Quote the whole listing verbatim.

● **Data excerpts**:

....................

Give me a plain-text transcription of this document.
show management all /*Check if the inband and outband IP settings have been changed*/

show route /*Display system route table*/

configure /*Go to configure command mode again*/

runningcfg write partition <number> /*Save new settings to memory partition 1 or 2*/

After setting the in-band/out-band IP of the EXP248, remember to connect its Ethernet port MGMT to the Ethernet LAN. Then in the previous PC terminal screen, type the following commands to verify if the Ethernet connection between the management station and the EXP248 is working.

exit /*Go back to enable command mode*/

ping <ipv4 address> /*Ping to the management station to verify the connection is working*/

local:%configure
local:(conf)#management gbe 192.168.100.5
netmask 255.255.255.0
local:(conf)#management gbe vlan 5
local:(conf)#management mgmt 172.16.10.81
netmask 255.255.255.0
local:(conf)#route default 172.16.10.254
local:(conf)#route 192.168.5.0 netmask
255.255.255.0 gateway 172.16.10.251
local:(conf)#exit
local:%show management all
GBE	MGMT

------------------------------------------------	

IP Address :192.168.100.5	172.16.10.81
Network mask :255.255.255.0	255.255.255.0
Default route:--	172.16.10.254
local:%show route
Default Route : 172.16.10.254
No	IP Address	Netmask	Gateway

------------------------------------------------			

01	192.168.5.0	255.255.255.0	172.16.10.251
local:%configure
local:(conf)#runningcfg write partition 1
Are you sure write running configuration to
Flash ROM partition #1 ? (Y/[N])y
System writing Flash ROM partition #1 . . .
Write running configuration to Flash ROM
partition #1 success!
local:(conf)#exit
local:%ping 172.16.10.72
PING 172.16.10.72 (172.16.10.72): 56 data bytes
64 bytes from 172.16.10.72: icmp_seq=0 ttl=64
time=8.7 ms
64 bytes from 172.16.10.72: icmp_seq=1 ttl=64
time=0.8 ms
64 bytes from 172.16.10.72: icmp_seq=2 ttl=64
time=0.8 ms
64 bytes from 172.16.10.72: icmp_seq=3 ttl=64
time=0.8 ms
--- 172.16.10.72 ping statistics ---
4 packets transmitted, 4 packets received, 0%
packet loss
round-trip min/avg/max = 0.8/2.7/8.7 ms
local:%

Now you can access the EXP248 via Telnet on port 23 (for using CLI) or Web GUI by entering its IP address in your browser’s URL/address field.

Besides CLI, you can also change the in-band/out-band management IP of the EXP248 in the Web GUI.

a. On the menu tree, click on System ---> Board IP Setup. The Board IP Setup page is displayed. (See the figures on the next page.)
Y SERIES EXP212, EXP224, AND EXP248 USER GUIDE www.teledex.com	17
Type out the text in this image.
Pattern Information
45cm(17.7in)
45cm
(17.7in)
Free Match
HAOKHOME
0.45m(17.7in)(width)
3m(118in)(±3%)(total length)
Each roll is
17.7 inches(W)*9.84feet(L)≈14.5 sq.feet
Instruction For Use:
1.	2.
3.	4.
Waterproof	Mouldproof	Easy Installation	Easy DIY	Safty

....................

● **EXERCISE SOLUTION**:
Give me a plain-text transcription of this document.
show management all /*Check if the inband and outband IP settings have been changed*/

show route /*Display system route table*/

configure /*Go to configure command mode again*/

runningcfg write partition <number> /*Save new settings to memory partition 1 or 2*/

After setting the in-band/out-band IP of the EXP248, remember to connect its Ethernet port MGMT to the Ethernet LAN. Then in the previous PC terminal screen, type the following commands to verify if the Ethernet connection between the management station and the EXP248 is working.

exit /*Go back to enable command mode*/

ping <ipv4 address> /*Ping to the management station to verify the connection is working*/

local:%configure
local:(conf)#management gbe 192.168.100.5
netmask 255.255.255.0
local:(conf)#management gbe vlan 5
local:(conf)#management mgmt 172.16.10.81
netmask 255.255.255.0
local:(conf)#route default 172.16.10.254
local:(conf)#route 192.168.5.0 netmask
255.255.255.0 gateway 172.16.10.251
local:(conf)#exit
local:%show management all
GBE	MGMT

------------------------------------------------	

IP Address :192.168.100.5	172.16.10.81
Network mask :255.255.255.0	255.255.255.0
Default route:--	172.16.10.254
local:%show route
Default Route : 172.16.10.254
No	IP Address	Netmask	Gateway

------------------------------------------------			

01	192.168.5.0	255.255.255.0	172.16.10.251
local:%configure
local:(conf)#runningcfg write partition 1
Are you sure write running configuration to
Flash ROM partition #1 ? (Y/[N])y
System writing Flash ROM partition #1 . . .
Write running configuration to Flash ROM
partition #1 success!
local:(conf)#exit
local:%ping 172.16.10.72
PING 172.16.10.72 (172.16.10.72): 56 data bytes
64 bytes from 172.16.10.72: icmp_seq=0 ttl=64
time=8.7 ms
64 bytes from 172.16.10.72: icmp_seq=1 ttl=64
time=0.8 ms
64 bytes from 172.16.10.72: icmp_seq=2 ttl=64
time=0.8 ms
64 bytes from 172.16.10.72: icmp_seq=3 ttl=64
time=0.8 ms
--- 172.16.10.72 ping statistics ---
4 packets transmitted, 4 packets received, 0%
packet loss
round-trip min/avg/max = 0.8/2.7/8.7 ms
local:%

Now you can access the EXP248 via Telnet on port 23 (for using CLI) or Web GUI by entering its IP address in your browser’s URL/address field.

Besides CLI, you can also change the in-band/out-band management IP of the EXP248 in the Web GUI.

a. On the menu tree, click on System ---> Board IP Setup. The Board IP Setup page is displayed. (See the figures on the next page.)
Y SERIES EXP212, EXP224, AND EXP248 USER GUIDE www.teledex.com	17
Type out the text in this image.
Pattern Information
45cm(17.7in)
45cm
(17.7in)
Free Match
HAOKHOME
0.45m(17.7in)(width)
3m(118in)(±3%)(total length)
Each roll is
17.7 inches(W)*9.84feet(L)≈14.5 sq.feet
Instruction For Use:
1.	2.
3.	4.
Waterproof	Mouldproof	Easy Installation	Easy DIY	Safty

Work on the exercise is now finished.